Please reproduce every record, keeping each one exactly as written.

═══ Excerpted records ═══

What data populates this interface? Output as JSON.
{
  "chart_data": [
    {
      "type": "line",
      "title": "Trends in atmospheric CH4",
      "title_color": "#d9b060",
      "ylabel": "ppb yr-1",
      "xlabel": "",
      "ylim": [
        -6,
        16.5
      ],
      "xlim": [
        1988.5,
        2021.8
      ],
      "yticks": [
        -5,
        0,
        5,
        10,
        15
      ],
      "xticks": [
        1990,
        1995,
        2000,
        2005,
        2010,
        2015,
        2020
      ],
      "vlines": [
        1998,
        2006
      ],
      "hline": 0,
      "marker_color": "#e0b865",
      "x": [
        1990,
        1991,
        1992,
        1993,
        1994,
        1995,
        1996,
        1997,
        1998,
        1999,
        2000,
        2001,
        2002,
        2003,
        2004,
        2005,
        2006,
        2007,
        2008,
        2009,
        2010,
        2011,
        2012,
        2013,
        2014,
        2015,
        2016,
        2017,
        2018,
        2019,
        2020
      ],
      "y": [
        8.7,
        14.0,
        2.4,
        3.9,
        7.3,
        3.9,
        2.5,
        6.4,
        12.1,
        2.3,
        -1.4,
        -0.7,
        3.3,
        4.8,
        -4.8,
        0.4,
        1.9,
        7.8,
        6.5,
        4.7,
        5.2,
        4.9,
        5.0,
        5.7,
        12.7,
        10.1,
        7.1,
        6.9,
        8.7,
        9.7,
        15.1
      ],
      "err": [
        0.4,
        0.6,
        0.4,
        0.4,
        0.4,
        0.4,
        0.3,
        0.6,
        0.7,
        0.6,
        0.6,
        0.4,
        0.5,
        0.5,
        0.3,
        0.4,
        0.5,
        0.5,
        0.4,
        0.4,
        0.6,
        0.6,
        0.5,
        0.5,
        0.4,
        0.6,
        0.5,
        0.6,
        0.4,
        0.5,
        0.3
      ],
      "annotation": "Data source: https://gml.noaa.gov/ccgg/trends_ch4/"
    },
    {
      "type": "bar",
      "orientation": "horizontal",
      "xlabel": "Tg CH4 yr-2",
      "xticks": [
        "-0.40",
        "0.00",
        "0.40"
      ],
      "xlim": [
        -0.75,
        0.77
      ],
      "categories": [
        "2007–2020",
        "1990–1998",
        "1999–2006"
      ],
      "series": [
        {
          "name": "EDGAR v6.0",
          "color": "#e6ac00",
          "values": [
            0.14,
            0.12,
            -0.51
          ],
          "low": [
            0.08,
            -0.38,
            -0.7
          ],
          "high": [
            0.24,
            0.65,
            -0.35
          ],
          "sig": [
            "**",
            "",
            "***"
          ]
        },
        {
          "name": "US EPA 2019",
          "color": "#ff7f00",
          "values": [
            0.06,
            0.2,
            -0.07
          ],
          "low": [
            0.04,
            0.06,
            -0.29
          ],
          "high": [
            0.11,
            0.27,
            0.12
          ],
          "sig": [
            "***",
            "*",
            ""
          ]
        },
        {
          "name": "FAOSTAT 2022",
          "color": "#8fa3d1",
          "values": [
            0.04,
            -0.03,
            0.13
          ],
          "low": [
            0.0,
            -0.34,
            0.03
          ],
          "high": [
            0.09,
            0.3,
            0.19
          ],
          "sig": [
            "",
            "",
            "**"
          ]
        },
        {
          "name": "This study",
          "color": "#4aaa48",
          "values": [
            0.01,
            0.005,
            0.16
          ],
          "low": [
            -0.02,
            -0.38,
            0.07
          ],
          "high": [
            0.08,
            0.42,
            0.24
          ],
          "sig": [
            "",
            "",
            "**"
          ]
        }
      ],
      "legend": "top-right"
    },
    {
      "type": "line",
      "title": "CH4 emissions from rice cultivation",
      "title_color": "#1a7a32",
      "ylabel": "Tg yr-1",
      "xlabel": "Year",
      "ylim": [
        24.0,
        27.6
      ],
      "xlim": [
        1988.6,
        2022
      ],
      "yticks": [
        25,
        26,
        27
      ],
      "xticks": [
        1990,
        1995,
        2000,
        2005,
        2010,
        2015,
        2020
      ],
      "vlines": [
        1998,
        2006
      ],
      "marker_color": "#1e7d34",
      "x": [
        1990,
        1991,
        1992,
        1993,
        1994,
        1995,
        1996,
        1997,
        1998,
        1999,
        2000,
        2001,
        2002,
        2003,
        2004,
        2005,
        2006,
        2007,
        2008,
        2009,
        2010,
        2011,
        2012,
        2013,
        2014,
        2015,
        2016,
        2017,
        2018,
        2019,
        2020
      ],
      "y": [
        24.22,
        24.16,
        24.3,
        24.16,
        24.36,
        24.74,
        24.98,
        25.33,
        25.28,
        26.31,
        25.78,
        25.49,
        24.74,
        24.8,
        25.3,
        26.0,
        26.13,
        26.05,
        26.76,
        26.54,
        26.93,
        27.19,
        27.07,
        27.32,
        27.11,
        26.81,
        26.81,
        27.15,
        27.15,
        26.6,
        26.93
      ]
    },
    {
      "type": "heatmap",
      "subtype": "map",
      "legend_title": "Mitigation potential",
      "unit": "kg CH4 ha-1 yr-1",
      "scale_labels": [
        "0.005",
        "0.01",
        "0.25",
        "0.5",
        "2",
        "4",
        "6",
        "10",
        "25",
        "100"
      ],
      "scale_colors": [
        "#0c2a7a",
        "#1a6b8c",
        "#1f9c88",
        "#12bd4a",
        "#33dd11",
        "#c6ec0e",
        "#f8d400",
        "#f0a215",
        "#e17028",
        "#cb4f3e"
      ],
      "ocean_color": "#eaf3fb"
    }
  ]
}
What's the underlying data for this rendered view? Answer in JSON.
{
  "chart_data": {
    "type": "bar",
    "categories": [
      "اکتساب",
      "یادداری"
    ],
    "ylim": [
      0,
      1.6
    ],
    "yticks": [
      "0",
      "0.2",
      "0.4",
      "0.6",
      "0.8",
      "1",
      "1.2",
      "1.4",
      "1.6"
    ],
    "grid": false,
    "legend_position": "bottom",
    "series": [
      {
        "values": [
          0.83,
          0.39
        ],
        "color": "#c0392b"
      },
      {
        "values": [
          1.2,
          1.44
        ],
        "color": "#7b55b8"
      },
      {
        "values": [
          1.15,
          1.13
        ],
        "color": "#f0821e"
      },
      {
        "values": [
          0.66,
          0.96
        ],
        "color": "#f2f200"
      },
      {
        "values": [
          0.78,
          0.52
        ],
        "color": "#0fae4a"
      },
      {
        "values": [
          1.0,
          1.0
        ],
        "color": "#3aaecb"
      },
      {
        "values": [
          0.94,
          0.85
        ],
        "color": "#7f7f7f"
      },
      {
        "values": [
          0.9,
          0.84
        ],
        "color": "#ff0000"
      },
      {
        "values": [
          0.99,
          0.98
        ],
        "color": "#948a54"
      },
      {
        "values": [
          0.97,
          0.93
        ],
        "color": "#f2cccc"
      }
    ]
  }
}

═══

→ The solution:
What data populates this interface? Output as JSON.
{
  "chart_data": [
    {
      "type": "line",
      "title": "Trends in atmospheric CH4",
      "title_color": "#d9b060",
      "ylabel": "ppb yr-1",
      "xlabel": "",
      "ylim": [
        -6,
        16.5
      ],
      "xlim": [
        1988.5,
        2021.8
      ],
      "yticks": [
        -5,
        0,
        5,
        10,
        15
      ],
      "xticks": [
        1990,
        1995,
        2000,
        2005,
        2010,
        2015,
        2020
      ],
      "vlines": [
        1998,
        2006
      ],
      "hline": 0,
      "marker_color": "#e0b865",
      "x": [
        1990,
        1991,
        1992,
        1993,
        1994,
        1995,
        1996,
        1997,
        1998,
        1999,
        2000,
        2001,
        2002,
        2003,
        2004,
        2005,
        2006,
        2007,
        2008,
        2009,
        2010,
        2011,
        2012,
        2013,
        2014,
        2015,
        2016,
        2017,
        2018,
        2019,
        2020
      ],
      "y": [
        8.7,
        14.0,
        2.4,
        3.9,
        7.3,
        3.9,
        2.5,
        6.4,
        12.1,
        2.3,
        -1.4,
        -0.7,
        3.3,
        4.8,
        -4.8,
        0.4,
        1.9,
        7.8,
        6.5,
        4.7,
        5.2,
        4.9,
        5.0,
        5.7,
        12.7,
        10.1,
        7.1,
        6.9,
        8.7,
        9.7,
        15.1
      ],
      "err": [
        0.4,
        0.6,
        0.4,
        0.4,
        0.4,
        0.4,
        0.3,
        0.6,
        0.7,
        0.6,
        0.6,
        0.4,
        0.5,
        0.5,
        0.3,
        0.4,
        0.5,
        0.5,
        0.4,
        0.4,
        0.6,
        0.6,
        0.5,
        0.5,
        0.4,
        0.6,
        0.5,
        0.6,
        0.4,
        0.5,
        0.3
      ],
      "annotation": "Data source: https://gml.noaa.gov/ccgg/trends_ch4/"
    },
    {
      "type": "bar",
      "orientation": "horizontal",
      "xlabel": "Tg CH4 yr-2",
      "xticks": [
        "-0.40",
        "0.00",
        "0.40"
      ],
      "xlim": [
        -0.75,
        0.77
      ],
      "categories": [
        "2007–2020",
        "1990–1998",
        "1999–2006"
      ],
      "series": [
        {
          "name": "EDGAR v6.0",
          "color": "#e6ac00",
          "values": [
            0.14,
            0.12,
            -0.51
          ],
          "low": [
            0.08,
            -0.38,
            -0.7
          ],
          "high": [
            0.24,
            0.65,
            -0.35
          ],
          "sig": [
            "**",
            "",
            "***"
          ]
        },
        {
          "name": "US EPA 2019",
          "color": "#ff7f00",
          "values": [
            0.06,
            0.2,
            -0.07
          ],
          "low": [
            0.04,
            0.06,
            -0.29
          ],
          "high": [
            0.11,
            0.27,
            0.12
          ],
          "sig": [
            "***",
            "*",
            ""
          ]
        },
        {
          "name": "FAOSTAT 2022",
          "color": "#8fa3d1",
          "values": [
            0.04,
            -0.03,
            0.13
          ],
          "low": [
            0.0,
            -0.34,
            0.03
          ],
          "high": [
            0.09,
            0.3,
            0.19
          ],
          "sig": [
            "",
            "",
            "**"
          ]
        },
        {
          "name": "This study",
          "color": "#4aaa48",
          "values": [
            0.01,
            0.005,
            0.16
          ],
          "low": [
            -0.02,
            -0.38,
            0.07
          ],
          "high": [
            0.08,
            0.42,
            0.24
          ],
          "sig": [
            "",
            "",
            "**"
          ]
        }
      ],
      "legend": "top-right"
    },
    {
      "type": "line",
      "title": "CH4 emissions from rice cultivation",
      "title_color": "#1a7a32",
      "ylabel": "Tg yr-1",
      "xlabel": "Year",
      "ylim": [
        24.0,
        27.6
      ],
      "xlim": [
        1988.6,
        2022
      ],
      "yticks": [
        25,
        26,
        27
      ],
      "xticks": [
        1990,
        1995,
        2000,
        2005,
        2010,
        2015,
        2020
      ],
      "vlines": [
        1998,
        2006
      ],
      "marker_color": "#1e7d34",
      "x": [
        1990,
        1991,
        1992,
        1993,
        1994,
        1995,
        1996,
        1997,
        1998,
        1999,
        2000,
        2001,
        2002,
        2003,
        2004,
        2005,
        2006,
        2007,
        2008,
        2009,
        2010,
        2011,
        2012,
        2013,
        2014,
        2015,
        2016,
        2017,
        2018,
        2019,
        2020
      ],
      "y": [
        24.22,
        24.16,
        24.3,
        24.16,
        24.36,
        24.74,
        24.98,
        25.33,
        25.28,
        26.31,
        25.78,
        25.49,
        24.74,
        24.8,
        25.3,
        26.0,
        26.13,
        26.05,
        26.76,
        26.54,
        26.93,
        27.19,
        27.07,
        27.32,
        27.11,
        26.81,
        26.81,
        27.15,
        27.15,
        26.6,
        26.93
      ]
    },
    {
      "type": "heatmap",
      "subtype": "map",
      "legend_title": "Mitigation potential",
      "unit": "kg CH4 ha-1 yr-1",
      "scale_labels": [
        "0.005",
        "0.01",
        "0.25",
        "0.5",
        "2",
        "4",
        "6",
        "10",
        "25",
        "100"
      ],
      "scale_colors": [
        "#0c2a7a",
        "#1a6b8c",
        "#1f9c88",
        "#12bd4a",
        "#33dd11",
        "#c6ec0e",
        "#f8d400",
        "#f0a215",
        "#e17028",
        "#cb4f3e"
      ],
      "ocean_color": "#eaf3fb"
    }
  ]
}
What's the underlying data for this rendered view? Answer in JSON.
{
  "chart_data": {
    "type": "bar",
    "categories": [
      "اکتساب",
      "یادداری"
    ],
    "ylim": [
      0,
      1.6
    ],
    "yticks": [
      "0",
      "0.2",
      "0.4",
      "0.6",
      "0.8",
      "1",
      "1.2",
      "1.4",
      "1.6"
    ],
    "grid": false,
    "legend_position": "bottom",
    "series": [
      {
        "values": [
          0.83,
          0.39
        ],
        "color": "#c0392b"
      },
      {
        "values": [
          1.2,
          1.44
        ],
        "color": "#7b55b8"
      },
      {
        "values": [
          1.15,
          1.13
        ],
        "color": "#f0821e"
      },
      {
        "values": [
          0.66,
          0.96
        ],
        "color": "#f2f200"
      },
      {
        "values": [
          0.78,
          0.52
        ],
        "color": "#0fae4a"
      },
      {
        "values": [
          1.0,
          1.0
        ],
        "color": "#3aaecb"
      },
      {
        "values": [
          0.94,
          0.85
        ],
        "color": "#7f7f7f"
      },
      {
        "values": [
          0.9,
          0.84
        ],
        "color": "#ff0000"
      },
      {
        "values": [
          0.99,
          0.98
        ],
        "color": "#948a54"
      },
      {
        "values": [
          0.97,
          0.93
        ],
        "color": "#f2cccc"
      }
    ]
  }
}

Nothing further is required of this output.